§ **SET TASKS**
[1] In the passage on tourism among the Kalasha, which brochure headline is quoted from Studiosus Studienreisen?
[2] Return the words of the passage on tourism among the Kalasha between "Tourists as Voyeurs: Festivals, Dancing" and "in Chitral Town.", inclusive.

Tourists as Voyeurs: Festivals, Dancing Women, and Shamans
In the afore mentioned light-fiction-feeding-ethnic tourism the Kalasha are very idealised. The special emphasis on their animism (‘Naturreligion’) and figural art and, above all, on their festivals, rituals, and dances, is noticeable. As main attractions, the experience of the spring festival and the dances of female groups and shamans are extolled. In brochures of Studiosus Studienreisen ‘The Special Tour — The Spring Festival in Chitral’ is one of the headlines. This event is called one of ‘the few original nonfestivities in our age.’ It is concealed that the local Pakistani travel agency has to pay its contribution to the administration in Chitral Town.

§ **DATA EXCERPTS**
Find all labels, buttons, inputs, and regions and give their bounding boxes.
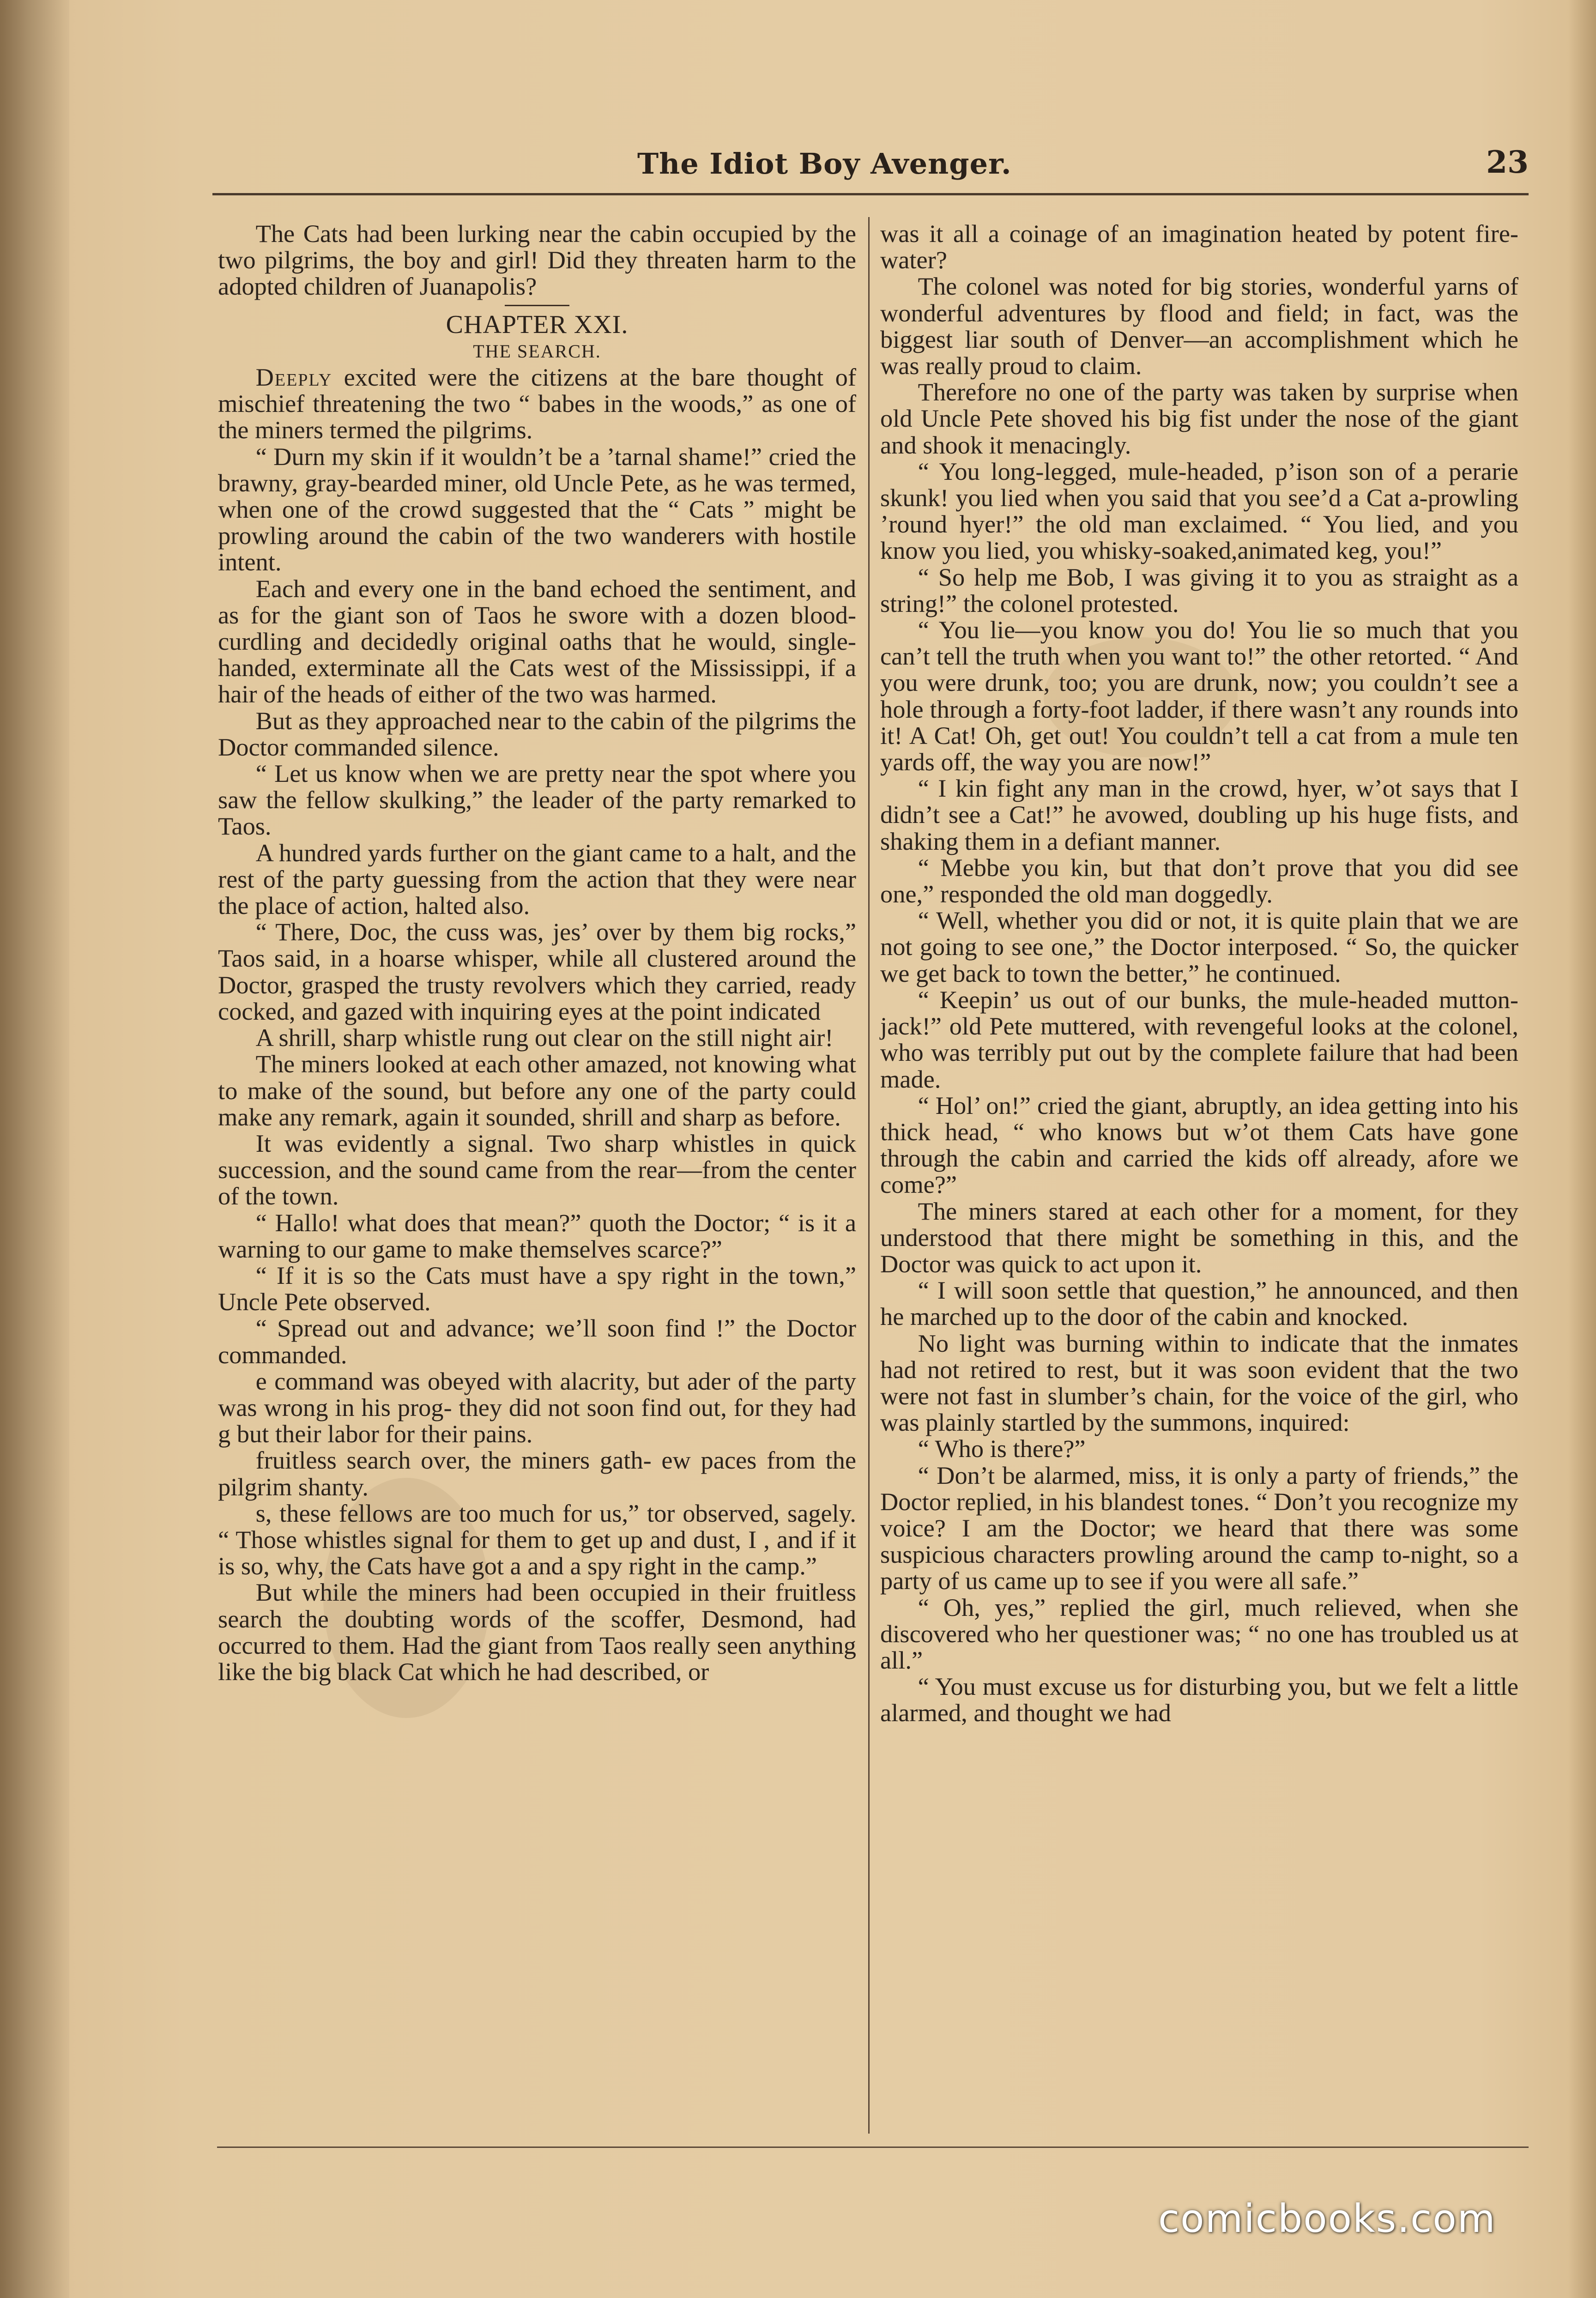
paragraph: It was evidently a signal. Two sharp whistles in quick succession, and the sound came from the rear—from the center of the town.: [218, 1129, 856, 1210]
paragraph: [218, 364, 856, 444]
paragraph: Therefore no one of the party was taken by surprise when old Uncle Pete shoved his big fist under the nose of the giant and shook it menacingly.: [880, 378, 1518, 459]
paragraph: was it all a coinage of an imagination heated by potent fire-water?: [880, 220, 1518, 274]
dropword: Deeply: [255, 363, 332, 392]
paragraph: But as they approached near to the cabin of the pilgrims the Doctor commanded silence.: [218, 707, 856, 761]
paragraph: “ Oh, yes,” replied the girl, much relieved, when she discovered who her questioner was; “ no one has troubled us at all.”: [880, 1593, 1518, 1674]
paragraph: But while the miners had been occupied in their fruitless search the doubting words of the scoffer, Desmond, had occurred to them. Had the giant from Taos really seen anything like the big black Cat which he had described, or: [218, 1578, 856, 1686]
paragraph: “ So help me Bob, I was giving it to you as straight as a string!” the colonel protested.: [880, 563, 1518, 617]
paragraph: Each and every one in the band echoed the sentiment, and as for the giant son of Taos he swore with a dozen blood-curdling and decidedly original oaths that he would, single-handed, exterminate all the Cats west of the Mississippi, if a hair of the heads of either of the two was harmed.: [218, 574, 856, 708]
section-rule: [505, 305, 569, 306]
paragraph: “ Well, whether you did or not, it is quite plain that we are not going to see one,” the Doctor interposed. “ So, the quicker we get back to town the better,” he continued.: [880, 907, 1518, 987]
paragraph: e command was obeyed with alacrity, but ader of the party was wrong in his prog- they did not soon find out, for they had g but their labor for their pains.: [218, 1367, 856, 1448]
paragraph: “ I will soon settle that question,” he announced, and then he marched up to the door of the cabin and knocked.: [880, 1276, 1518, 1331]
paragraph: “ You long-legged, mule-headed, p’ison son of a perarie skunk! you lied when you said that you see’d a Cat a-prowling ’round hyer!” the old man exclaimed. “ You lied, and you know you lied, you whisky-soaked,animated keg, you!”: [880, 457, 1518, 565]
paragraph: “ If it is so the Cats must have a spy right in the town,” Uncle Pete observed.: [218, 1261, 856, 1316]
running-header-title: The Idiot Boy Avenger.: [637, 147, 1012, 181]
page-edge-shadow: [1568, 0, 1596, 2298]
paragraph-text: excited were the citizens at the bare thought of mischief threatening the two “ babes in the woods,” as one of the miners termed the pilgrims.: [218, 363, 856, 444]
paragraph: The miners looked at each other amazed, not knowing what to make of the sound, but before any one of the party could make any remark, again it sounded, shrill and sharp as before.: [218, 1050, 856, 1131]
chapter-subtitle: THE SEARCH.: [473, 340, 601, 362]
paragraph: “ There, Doc, the cuss was, jes’ over by them big rocks,” Taos said, in a hoarse whisper, while all clustered around the Doctor, grasped the trusty revolvers which they carried, ready cocked, and gazed with inquiring eyes at the point indicated: [218, 918, 856, 1025]
page-number: 23: [1486, 144, 1529, 180]
paragraph: The miners stared at each other for a moment, for they understood that there might be something in this, and the Doctor was quick to act upon it.: [880, 1197, 1518, 1278]
paragraph: “ You lie—you know you do! You lie so much that you can’t tell the truth when you want to!” the other retorted. “ And you were drunk, too; you are drunk, now; you couldn’t see a hole through a forty-foot ladder, if there wasn’t any rounds into it! A Cat! Oh, get out! You couldn’t tell a cat from a mule ten yards off, the way you are now!”: [880, 616, 1518, 776]
paragraph: “ Who is there?”: [918, 1435, 1086, 1463]
column-divider: [868, 217, 870, 2134]
paragraph: No light was burning within to indicate that the inmates had not retired to rest, but it was soon evident that the two were not fast in slumber’s chain, for the voice of the girl, who was plainly startled by the summons, inquired:: [880, 1329, 1518, 1437]
paragraph: A shrill, sharp whistle rung out clear on the still night air!: [255, 1024, 834, 1052]
paragraph: A hundred yards further on the giant came to a halt, and the rest of the party guessing from the action that they were near the place of action, halted also.: [218, 839, 856, 920]
paragraph: “ Don’t be alarmed, miss, it is only a party of friends,” the Doctor replied, in his blandest tones. “ Don’t you recognize my voice? I am the Doctor; we heard that there was some suspicious characters prowling around the camp to-night, so a party of us came up to see if you were all safe.”: [880, 1461, 1518, 1595]
paragraph: “ Mebbe you kin, but that don’t prove that you did see one,” responded the old man doggedly.: [880, 853, 1518, 908]
paragraph: fruitless search over, the miners gath- ew paces from the pilgrim shanty.: [218, 1446, 856, 1501]
paragraph: “ Let us know when we are pretty near the spot where you saw the fellow skulking,” the leader of the party remarked to Taos.: [218, 760, 856, 841]
spine-shadow: [0, 0, 69, 2298]
paragraph: “ You must excuse us for disturbing you, but we felt a little alarmed, and thought we had: [880, 1673, 1518, 1727]
paragraph: “ Hallo! what does that mean?” quoth the Doctor; “ is it a warning to our game to make themselves scarce?”: [218, 1209, 856, 1263]
right-column: [880, 221, 1518, 2137]
paragraph: The colonel was noted for big stories, wonderful yarns of wonderful adventures by flood and field; in fact, was the biggest liar south of Denver—an accomplishment which he was really proud to claim.: [880, 272, 1518, 380]
site-watermark: comicbooks.com: [1158, 2196, 1496, 2241]
header-rule: [212, 193, 1529, 195]
chapter-heading: CHAPTER XXI.: [446, 310, 629, 339]
paragraph: “ Spread out and advance; we’ll soon find !” the Doctor commanded.: [218, 1314, 856, 1369]
paragraph: s, these fellows are too much for us,” tor observed, sagely. “ Those whistles signal for them to get up and dust, I , and if it is so, why, the Cats have got a and a spy right in the camp.”: [218, 1499, 856, 1580]
paragraph: “ Hol’ on!” cried the giant, abruptly, an idea getting into his thick head, “ who knows but w’ot them Cats have gone through the cabin and carried the kids off already, afore we come?”: [880, 1091, 1518, 1199]
paragraph: “ Durn my skin if it wouldn’t be a ’tarnal shame!” cried the brawny, gray-bearded miner, old Uncle Pete, as he was termed, when one of the crowd suggested that the “ Cats ” might be prowling around the cabin of the two wanderers with hostile intent.: [218, 442, 856, 576]
paragraph: “ Keepin’ us out of our bunks, the mule-headed mutton-jack!” old Pete muttered, with revengeful looks at the colonel, who was terribly put out by the complete failure that had been made.: [880, 986, 1518, 1093]
footer-rule: [217, 2147, 1529, 2148]
paragraph: The Cats had been lurking near the cabin occupied by the two pilgrims, the boy and girl! Did they threaten harm to the adopted children of Juanapolis?: [218, 220, 856, 301]
paragraph: “ I kin fight any man in the crowd, hyer, w’ot says that I didn’t see a Cat!” he avowed, doubling up his huge fists, and shaking them in a defiant manner.: [880, 774, 1518, 855]
left-column: [218, 221, 856, 2137]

§ **EXPECTED RESULTS**
[1] "The Special Tour — The Spring Festival in Chitral"

[2]
Tourists as Voyeurs: Festivals, Dancing Women, and Shamans
In the afore mentioned light-fiction-feeding-ethnic tourism the Kalasha are very idealised. The special emphasis on their animism (‘Naturreligion’) and figural art and, above all, on their festivals, rituals, and dances, is noticeable. As main attractions, the experience of the spring festival and the dances of female groups and shamans are extolled. In brochures of Studiosus Studienreisen ‘The Special Tour — The Spring Festival in Chitral’ is one of the headlines. This event is called one of ‘the few original nonfestivities in our age.’ It is concealed that the local Pakistani travel agency has to pay its contribution to the administration in Chitral Town.